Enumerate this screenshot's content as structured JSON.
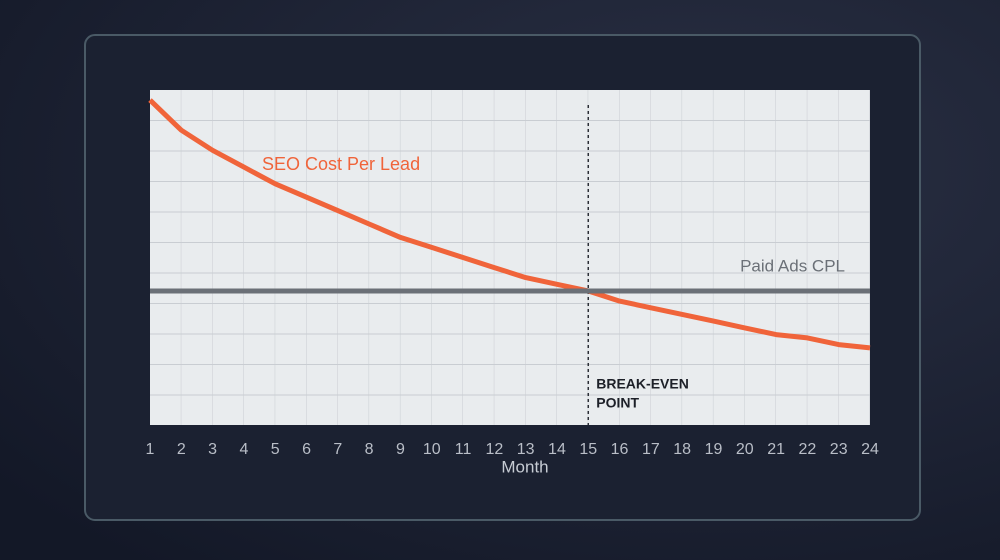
{
  "chart_data": {
    "type": "line",
    "x_label": "Month",
    "categories": [
      "1",
      "2",
      "3",
      "4",
      "5",
      "6",
      "7",
      "8",
      "9",
      "10",
      "11",
      "12",
      "13",
      "14",
      "15",
      "16",
      "17",
      "18",
      "19",
      "20",
      "21",
      "22",
      "23",
      "24"
    ],
    "series": [
      {
        "name": "SEO Cost Per Lead",
        "color": "#f0643a",
        "values": [
          97,
          88,
          82,
          77,
          72,
          68,
          64,
          60,
          56,
          53,
          50,
          47,
          44,
          42,
          40,
          37,
          35,
          33,
          31,
          29,
          27,
          26,
          24,
          23
        ]
      },
      {
        "name": "Paid Ads CPL",
        "color": "#6b7077",
        "values": [
          40,
          40,
          40,
          40,
          40,
          40,
          40,
          40,
          40,
          40,
          40,
          40,
          40,
          40,
          40,
          40,
          40,
          40,
          40,
          40,
          40,
          40,
          40,
          40
        ]
      }
    ],
    "ylim": [
      0,
      100
    ],
    "annotation": {
      "category_index": 14,
      "lines": [
        "BREAK-EVEN",
        "POINT"
      ]
    }
  }
}
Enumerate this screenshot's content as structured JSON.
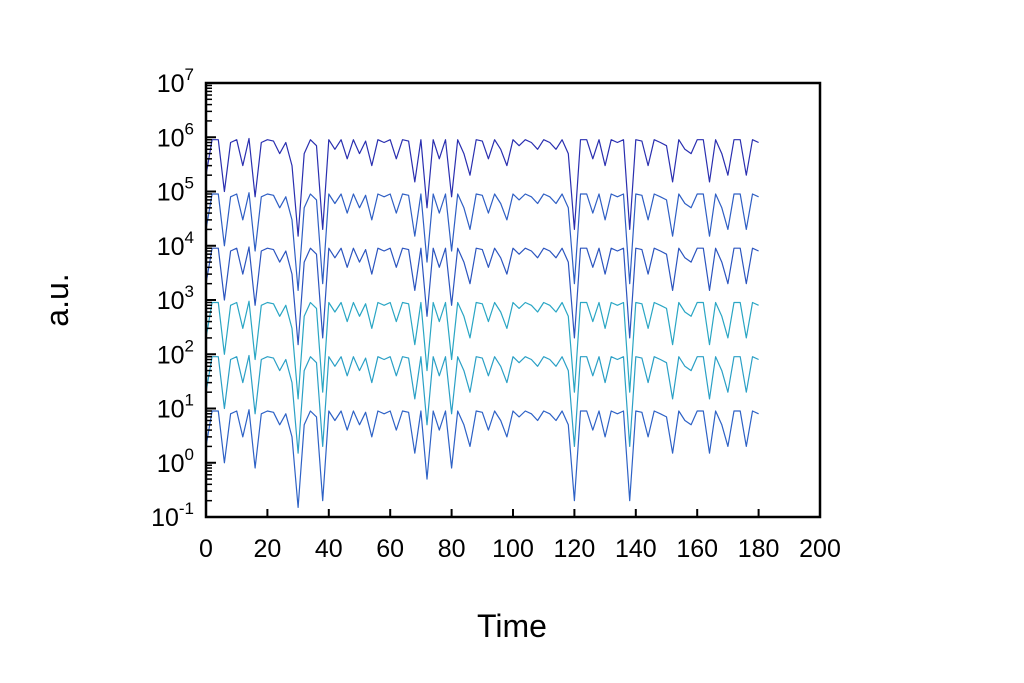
{
  "chart_data": {
    "type": "line",
    "title": "",
    "xlabel": "Time",
    "ylabel": "a.u.",
    "xlim": [
      0,
      200
    ],
    "ylim": [
      0.1,
      10000000
    ],
    "yscale": "log",
    "grid": false,
    "legend": "none",
    "x_ticks": [
      "0",
      "20",
      "40",
      "60",
      "80",
      "100",
      "120",
      "140",
      "160",
      "180",
      "200"
    ],
    "y_ticks": [
      {
        "base": "10",
        "exp": "-1"
      },
      {
        "base": "10",
        "exp": "0"
      },
      {
        "base": "10",
        "exp": "1"
      },
      {
        "base": "10",
        "exp": "2"
      },
      {
        "base": "10",
        "exp": "3"
      },
      {
        "base": "10",
        "exp": "4"
      },
      {
        "base": "10",
        "exp": "5"
      },
      {
        "base": "10",
        "exp": "6"
      },
      {
        "base": "10",
        "exp": "7"
      }
    ],
    "shape_note_free": true,
    "time": [
      0,
      2,
      4,
      6,
      8,
      10,
      12,
      14,
      16,
      18,
      20,
      22,
      24,
      26,
      28,
      30,
      32,
      34,
      36,
      38,
      40,
      42,
      44,
      46,
      48,
      50,
      52,
      54,
      56,
      58,
      60,
      62,
      64,
      66,
      68,
      70,
      72,
      74,
      76,
      78,
      80,
      82,
      84,
      86,
      88,
      90,
      92,
      94,
      96,
      98,
      100,
      102,
      104,
      106,
      108,
      110,
      112,
      114,
      116,
      118,
      120,
      122,
      124,
      126,
      128,
      130,
      132,
      134,
      136,
      138,
      140,
      142,
      144,
      146,
      148,
      150,
      152,
      154,
      156,
      158,
      160,
      162,
      164,
      166,
      168,
      170,
      172,
      174,
      176,
      178,
      180
    ],
    "series": [
      {
        "color": "#2a2fb0",
        "scale": 1000000,
        "values": [
          0.2,
          0.9,
          0.9,
          0.1,
          0.8,
          0.9,
          0.3,
          0.95,
          0.08,
          0.8,
          0.9,
          0.85,
          0.5,
          0.8,
          0.3,
          0.015,
          0.5,
          0.9,
          0.7,
          0.02,
          0.9,
          0.6,
          0.9,
          0.4,
          0.9,
          0.5,
          0.85,
          0.3,
          0.9,
          0.8,
          0.9,
          0.4,
          0.9,
          0.85,
          0.15,
          0.9,
          0.05,
          0.9,
          0.4,
          0.9,
          0.08,
          0.9,
          0.5,
          0.2,
          0.9,
          0.85,
          0.4,
          0.9,
          0.6,
          0.3,
          0.9,
          0.7,
          0.9,
          0.8,
          0.6,
          0.9,
          0.8,
          0.6,
          0.9,
          0.5,
          0.02,
          0.9,
          0.9,
          0.4,
          0.9,
          0.3,
          0.9,
          0.8,
          0.9,
          0.02,
          0.9,
          0.85,
          0.3,
          0.9,
          0.8,
          0.7,
          0.15,
          0.9,
          0.6,
          0.5,
          0.9,
          0.9,
          0.15,
          0.9,
          0.5,
          0.2,
          0.9,
          0.9,
          0.2,
          0.9,
          0.8
        ]
      },
      {
        "color": "#2f5fc4",
        "scale": 100000,
        "values": [
          0.2,
          0.9,
          0.9,
          0.1,
          0.8,
          0.9,
          0.3,
          0.95,
          0.08,
          0.8,
          0.9,
          0.85,
          0.5,
          0.8,
          0.3,
          0.015,
          0.5,
          0.9,
          0.7,
          0.02,
          0.9,
          0.6,
          0.9,
          0.4,
          0.9,
          0.5,
          0.85,
          0.3,
          0.9,
          0.8,
          0.9,
          0.4,
          0.9,
          0.85,
          0.15,
          0.9,
          0.05,
          0.9,
          0.4,
          0.9,
          0.08,
          0.9,
          0.5,
          0.2,
          0.9,
          0.85,
          0.4,
          0.9,
          0.6,
          0.3,
          0.9,
          0.7,
          0.9,
          0.8,
          0.6,
          0.9,
          0.8,
          0.6,
          0.9,
          0.5,
          0.02,
          0.9,
          0.9,
          0.4,
          0.9,
          0.3,
          0.9,
          0.8,
          0.9,
          0.02,
          0.9,
          0.85,
          0.3,
          0.9,
          0.8,
          0.7,
          0.15,
          0.9,
          0.6,
          0.5,
          0.9,
          0.9,
          0.15,
          0.9,
          0.5,
          0.2,
          0.9,
          0.9,
          0.2,
          0.9,
          0.8
        ]
      },
      {
        "color": "#2c55bf",
        "scale": 10000,
        "values": [
          0.2,
          0.9,
          0.9,
          0.1,
          0.8,
          0.9,
          0.3,
          0.95,
          0.08,
          0.8,
          0.9,
          0.85,
          0.5,
          0.8,
          0.3,
          0.015,
          0.5,
          0.9,
          0.7,
          0.02,
          0.9,
          0.6,
          0.9,
          0.4,
          0.9,
          0.5,
          0.85,
          0.3,
          0.9,
          0.8,
          0.9,
          0.4,
          0.9,
          0.85,
          0.15,
          0.9,
          0.05,
          0.9,
          0.4,
          0.9,
          0.08,
          0.9,
          0.5,
          0.2,
          0.9,
          0.85,
          0.4,
          0.9,
          0.6,
          0.3,
          0.9,
          0.7,
          0.9,
          0.8,
          0.6,
          0.9,
          0.8,
          0.6,
          0.9,
          0.5,
          0.02,
          0.9,
          0.9,
          0.4,
          0.9,
          0.3,
          0.9,
          0.8,
          0.9,
          0.02,
          0.9,
          0.85,
          0.3,
          0.9,
          0.8,
          0.7,
          0.15,
          0.9,
          0.6,
          0.5,
          0.9,
          0.9,
          0.15,
          0.9,
          0.5,
          0.2,
          0.9,
          0.9,
          0.2,
          0.9,
          0.8
        ]
      },
      {
        "color": "#2aa6c4",
        "scale": 1000,
        "values": [
          0.2,
          0.9,
          0.9,
          0.1,
          0.8,
          0.9,
          0.3,
          0.95,
          0.08,
          0.8,
          0.9,
          0.85,
          0.5,
          0.8,
          0.3,
          0.015,
          0.5,
          0.9,
          0.7,
          0.02,
          0.9,
          0.6,
          0.9,
          0.4,
          0.9,
          0.5,
          0.85,
          0.3,
          0.9,
          0.8,
          0.9,
          0.4,
          0.9,
          0.85,
          0.15,
          0.9,
          0.05,
          0.9,
          0.4,
          0.9,
          0.08,
          0.9,
          0.5,
          0.2,
          0.9,
          0.85,
          0.4,
          0.9,
          0.6,
          0.3,
          0.9,
          0.7,
          0.9,
          0.8,
          0.6,
          0.9,
          0.8,
          0.6,
          0.9,
          0.5,
          0.02,
          0.9,
          0.9,
          0.4,
          0.9,
          0.3,
          0.9,
          0.8,
          0.9,
          0.02,
          0.9,
          0.85,
          0.3,
          0.9,
          0.8,
          0.7,
          0.15,
          0.9,
          0.6,
          0.5,
          0.9,
          0.9,
          0.15,
          0.9,
          0.5,
          0.2,
          0.9,
          0.9,
          0.2,
          0.9,
          0.8
        ]
      },
      {
        "color": "#2ba0c6",
        "scale": 100,
        "values": [
          0.2,
          0.9,
          0.9,
          0.1,
          0.8,
          0.9,
          0.3,
          0.95,
          0.08,
          0.8,
          0.9,
          0.85,
          0.5,
          0.8,
          0.3,
          0.015,
          0.5,
          0.9,
          0.7,
          0.02,
          0.9,
          0.6,
          0.9,
          0.4,
          0.9,
          0.5,
          0.85,
          0.3,
          0.9,
          0.8,
          0.9,
          0.4,
          0.9,
          0.85,
          0.15,
          0.9,
          0.05,
          0.9,
          0.4,
          0.9,
          0.08,
          0.9,
          0.5,
          0.2,
          0.9,
          0.85,
          0.4,
          0.9,
          0.6,
          0.3,
          0.9,
          0.7,
          0.9,
          0.8,
          0.6,
          0.9,
          0.8,
          0.6,
          0.9,
          0.5,
          0.02,
          0.9,
          0.9,
          0.4,
          0.9,
          0.3,
          0.9,
          0.8,
          0.9,
          0.02,
          0.9,
          0.85,
          0.3,
          0.9,
          0.8,
          0.7,
          0.15,
          0.9,
          0.6,
          0.5,
          0.9,
          0.9,
          0.15,
          0.9,
          0.5,
          0.2,
          0.9,
          0.9,
          0.2,
          0.9,
          0.8
        ]
      },
      {
        "color": "#2e62c6",
        "scale": 10,
        "values": [
          0.2,
          0.9,
          0.9,
          0.1,
          0.8,
          0.9,
          0.3,
          0.95,
          0.08,
          0.8,
          0.9,
          0.85,
          0.5,
          0.8,
          0.3,
          0.015,
          0.5,
          0.9,
          0.7,
          0.02,
          0.9,
          0.6,
          0.9,
          0.4,
          0.9,
          0.5,
          0.85,
          0.3,
          0.9,
          0.8,
          0.9,
          0.4,
          0.9,
          0.85,
          0.15,
          0.9,
          0.05,
          0.9,
          0.4,
          0.9,
          0.08,
          0.9,
          0.5,
          0.2,
          0.9,
          0.85,
          0.4,
          0.9,
          0.6,
          0.3,
          0.9,
          0.7,
          0.9,
          0.8,
          0.6,
          0.9,
          0.8,
          0.6,
          0.9,
          0.5,
          0.02,
          0.9,
          0.9,
          0.4,
          0.9,
          0.3,
          0.9,
          0.8,
          0.9,
          0.02,
          0.9,
          0.85,
          0.3,
          0.9,
          0.8,
          0.7,
          0.15,
          0.9,
          0.6,
          0.5,
          0.9,
          0.9,
          0.15,
          0.9,
          0.5,
          0.2,
          0.9,
          0.9,
          0.2,
          0.9,
          0.8
        ]
      }
    ]
  }
}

AIM: Check each line above for "color" and return the ones that have it.

RESPONSE:
        "color": "#f0643a",
        "color": "#6b7077",
        "color": "#2a2fb0",
        "color": "#2f5fc4",
        "color": "#2c55bf",
        "color": "#2aa6c4",
        "color": "#2ba0c6",
        "color": "#2e62c6",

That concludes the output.